## EXERCISE DIRECTIONS
Without skipping anything, write out each record below exactly.

## begin DATA SHOWN

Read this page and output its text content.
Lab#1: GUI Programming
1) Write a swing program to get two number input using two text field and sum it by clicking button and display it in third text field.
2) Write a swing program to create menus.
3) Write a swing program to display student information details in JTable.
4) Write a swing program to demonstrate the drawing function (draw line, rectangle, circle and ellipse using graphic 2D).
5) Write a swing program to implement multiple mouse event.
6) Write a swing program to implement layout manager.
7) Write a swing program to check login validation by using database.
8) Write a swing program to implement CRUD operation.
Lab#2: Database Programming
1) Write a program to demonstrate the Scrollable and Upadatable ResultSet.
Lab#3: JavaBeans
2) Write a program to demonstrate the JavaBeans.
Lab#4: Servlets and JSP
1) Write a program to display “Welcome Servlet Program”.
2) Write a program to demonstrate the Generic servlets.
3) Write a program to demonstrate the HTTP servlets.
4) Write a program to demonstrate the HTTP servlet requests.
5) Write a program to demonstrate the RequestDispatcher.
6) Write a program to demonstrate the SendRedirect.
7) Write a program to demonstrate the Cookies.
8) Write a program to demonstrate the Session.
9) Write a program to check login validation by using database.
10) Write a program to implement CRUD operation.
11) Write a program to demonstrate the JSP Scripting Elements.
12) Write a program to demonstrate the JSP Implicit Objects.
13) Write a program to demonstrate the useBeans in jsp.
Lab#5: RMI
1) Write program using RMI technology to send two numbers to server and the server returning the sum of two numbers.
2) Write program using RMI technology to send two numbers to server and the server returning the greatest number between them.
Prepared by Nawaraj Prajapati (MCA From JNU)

## end DATA SHOWN

## EXERCISE RESULT
Read this page and output its text content.
Lab#1: GUI Programming
1) Write a swing program to get two number input using two text field and sum it by clicking button and display it in third text field.
2) Write a swing program to create menus.
3) Write a swing program to display student information details in JTable.
4) Write a swing program to demonstrate the drawing function (draw line, rectangle, circle and ellipse using graphic 2D).
5) Write a swing program to implement multiple mouse event.
6) Write a swing program to implement layout manager.
7) Write a swing program to check login validation by using database.
8) Write a swing program to implement CRUD operation.
Lab#2: Database Programming
1) Write a program to demonstrate the Scrollable and Upadatable ResultSet.
Lab#3: JavaBeans
2) Write a program to demonstrate the JavaBeans.
Lab#4: Servlets and JSP
1) Write a program to display “Welcome Servlet Program”.
2) Write a program to demonstrate the Generic servlets.
3) Write a program to demonstrate the HTTP servlets.
4) Write a program to demonstrate the HTTP servlet requests.
5) Write a program to demonstrate the RequestDispatcher.
6) Write a program to demonstrate the SendRedirect.
7) Write a program to demonstrate the Cookies.
8) Write a program to demonstrate the Session.
9) Write a program to check login validation by using database.
10) Write a program to implement CRUD operation.
11) Write a program to demonstrate the JSP Scripting Elements.
12) Write a program to demonstrate the JSP Implicit Objects.
13) Write a program to demonstrate the useBeans in jsp.
Lab#5: RMI
1) Write program using RMI technology to send two numbers to server and the server returning the sum of two numbers.
2) Write program using RMI technology to send two numbers to server and the server returning the greatest number between them.
Prepared by Nawaraj Prajapati (MCA From JNU)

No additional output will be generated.